■ EXERCISE
Locate the string "this" throughout the material and copy every line in which it occurs.
-- -- --
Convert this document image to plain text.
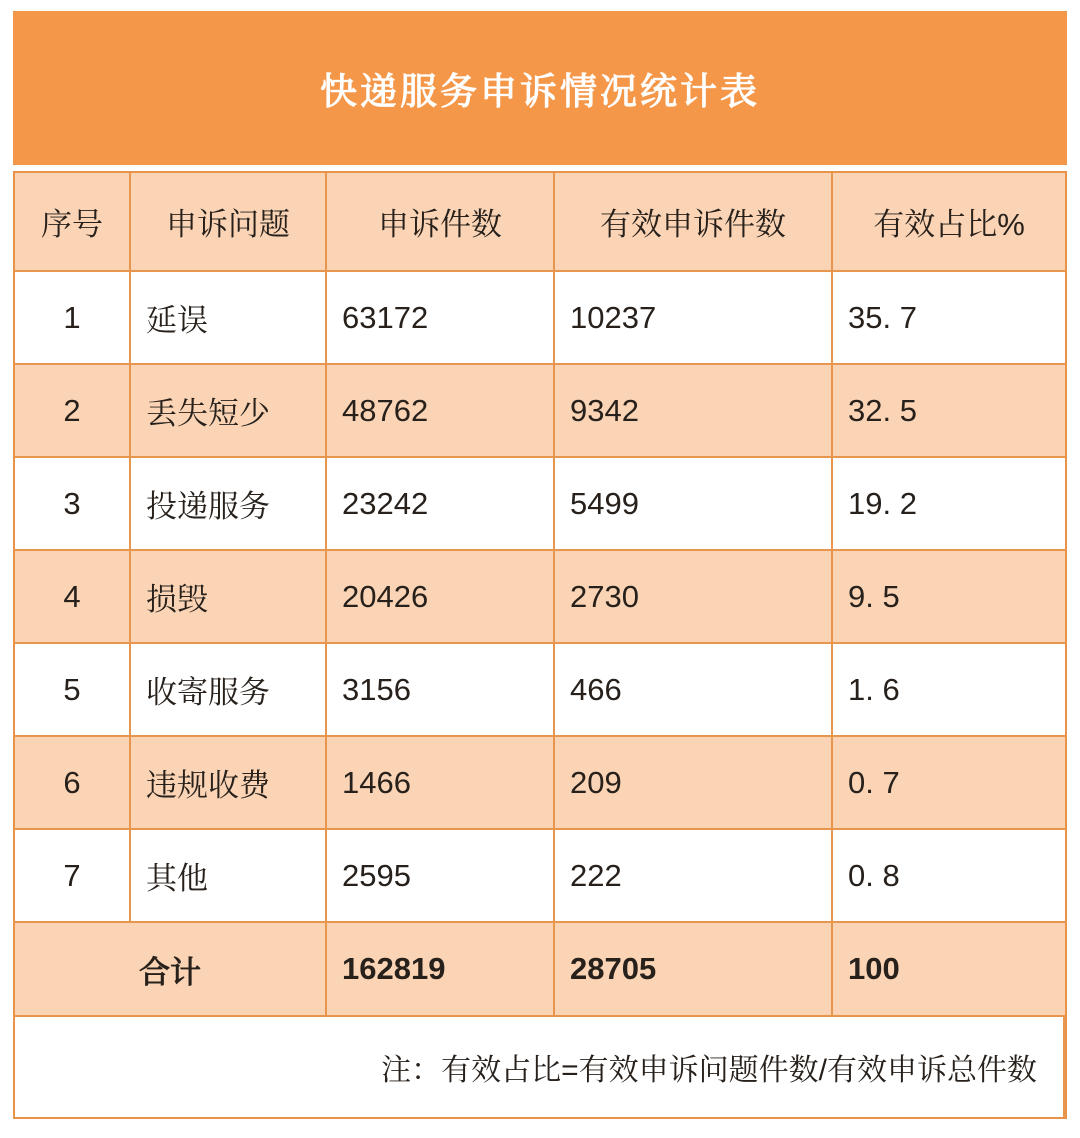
快递服务申诉情况统计表
序号	申诉问题	申诉件数	有效申诉件数	有效占比%
1	延误	63172	10237	35. 7
2	丢失短少	48762	9342	32. 5
3	投递服务	23242	5499	19. 2
4	损毁	20426	2730	9. 5
5	收寄服务	3156	466	1. 6
6	违规收费	1466	209	0. 7
7	其他	2595	222	0. 8
合计	162819	28705	100
注：有效占比=有效申诉问题件数/有效申诉总件数
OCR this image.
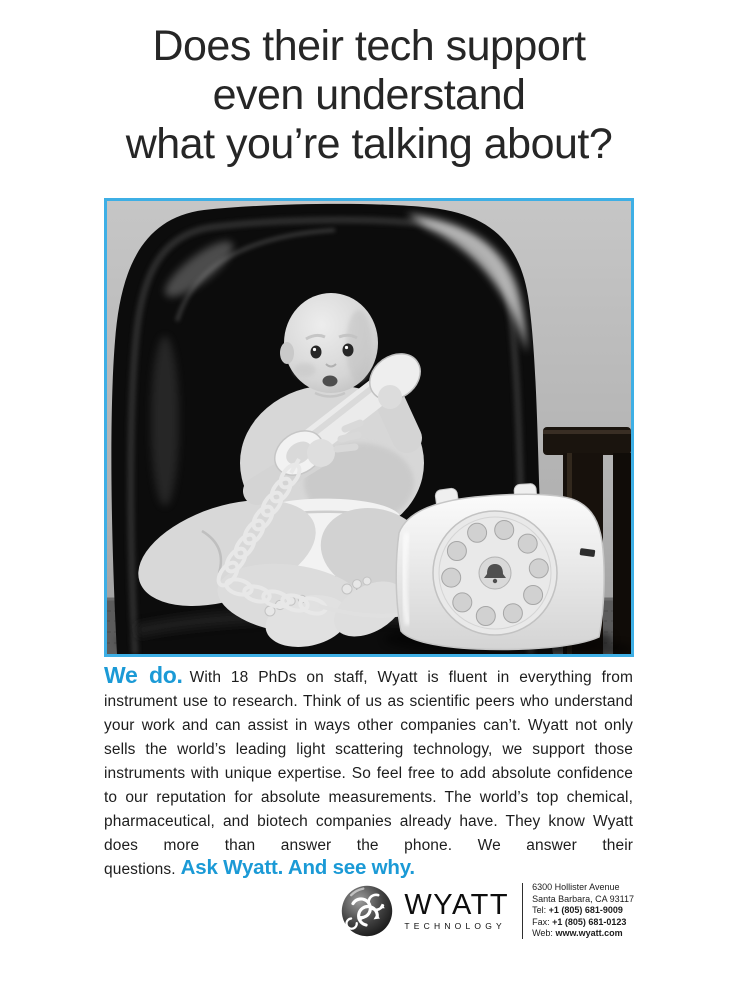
Does their tech support
even understand
what you’re talking about?

We do. With 18 PhDs on staff, Wyatt is fluent in everything from instrument use to research. Think of us as scientific peers who understand your work and can assist in ways other companies can’t. Wyatt not only sells the world’s leading light scattering technology, we support those instruments with unique expertise. So feel free to add absolute confidence to our reputation for absolute measurements. The world’s top chemical, pharmaceutical, and biotech companies already have. They know Wyatt does more than answer the phone. We answer their questions. Ask Wyatt. And see why.

WYATT
TECHNOLOGY
6300 Hollister Avenue
Santa Barbara, CA 93117
Tel: +1 (805) 681-9009
Fax: +1 (805) 681-0123
Web: www.wyatt.com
-- -- --
■ OUTPUT OF THE TASK
Convert this document image to plain text.
OCR this image.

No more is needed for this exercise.